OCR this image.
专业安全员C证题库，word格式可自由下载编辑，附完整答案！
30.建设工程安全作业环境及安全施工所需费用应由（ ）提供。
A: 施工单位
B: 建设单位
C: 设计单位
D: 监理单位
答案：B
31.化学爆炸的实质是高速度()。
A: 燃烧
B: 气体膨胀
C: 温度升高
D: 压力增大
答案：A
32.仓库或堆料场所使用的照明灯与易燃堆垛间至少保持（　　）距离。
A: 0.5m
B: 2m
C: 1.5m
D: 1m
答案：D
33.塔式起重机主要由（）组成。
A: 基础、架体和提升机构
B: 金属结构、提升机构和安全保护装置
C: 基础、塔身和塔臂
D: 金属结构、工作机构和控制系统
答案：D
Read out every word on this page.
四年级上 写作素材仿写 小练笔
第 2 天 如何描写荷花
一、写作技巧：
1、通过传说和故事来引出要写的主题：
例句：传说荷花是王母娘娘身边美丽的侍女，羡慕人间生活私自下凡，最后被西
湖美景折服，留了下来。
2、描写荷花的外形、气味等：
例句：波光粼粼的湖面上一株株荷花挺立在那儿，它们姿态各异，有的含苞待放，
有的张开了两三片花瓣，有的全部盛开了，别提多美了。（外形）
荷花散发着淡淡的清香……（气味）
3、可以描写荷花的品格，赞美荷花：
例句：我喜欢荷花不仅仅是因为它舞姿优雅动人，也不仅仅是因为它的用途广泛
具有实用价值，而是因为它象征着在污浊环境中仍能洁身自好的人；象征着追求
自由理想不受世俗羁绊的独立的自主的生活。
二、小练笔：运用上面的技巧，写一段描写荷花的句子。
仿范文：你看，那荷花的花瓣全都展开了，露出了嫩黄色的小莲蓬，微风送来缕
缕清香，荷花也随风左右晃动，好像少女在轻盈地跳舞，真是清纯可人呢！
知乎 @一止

STATED TASK =
Can you give every line above again, exactly as written?

SOLUTION FOR THIS TASK =
OCR this image.
专业安全员C证题库，word格式可自由下载编辑，附完整答案！
30.建设工程安全作业环境及安全施工所需费用应由（ ）提供。
A: 施工单位
B: 建设单位
C: 设计单位
D: 监理单位
答案：B
31.化学爆炸的实质是高速度()。
A: 燃烧
B: 气体膨胀
C: 温度升高
D: 压力增大
答案：A
32.仓库或堆料场所使用的照明灯与易燃堆垛间至少保持（　　）距离。
A: 0.5m
B: 2m
C: 1.5m
D: 1m
答案：D
33.塔式起重机主要由（）组成。
A: 基础、架体和提升机构
B: 金属结构、提升机构和安全保护装置
C: 基础、塔身和塔臂
D: 金属结构、工作机构和控制系统
答案：D
Read out every word on this page.
四年级上 写作素材仿写 小练笔
第 2 天 如何描写荷花
一、写作技巧：
1、通过传说和故事来引出要写的主题：
例句：传说荷花是王母娘娘身边美丽的侍女，羡慕人间生活私自下凡，最后被西
湖美景折服，留了下来。
2、描写荷花的外形、气味等：
例句：波光粼粼的湖面上一株株荷花挺立在那儿，它们姿态各异，有的含苞待放，
有的张开了两三片花瓣，有的全部盛开了，别提多美了。（外形）
荷花散发着淡淡的清香……（气味）
3、可以描写荷花的品格，赞美荷花：
例句：我喜欢荷花不仅仅是因为它舞姿优雅动人，也不仅仅是因为它的用途广泛
具有实用价值，而是因为它象征着在污浊环境中仍能洁身自好的人；象征着追求
自由理想不受世俗羁绊的独立的自主的生活。
二、小练笔：运用上面的技巧，写一段描写荷花的句子。
仿范文：你看，那荷花的花瓣全都展开了，露出了嫩黄色的小莲蓬，微风送来缕
缕清香，荷花也随风左右晃动，好像少女在轻盈地跳舞，真是清纯可人呢！
知乎 @一止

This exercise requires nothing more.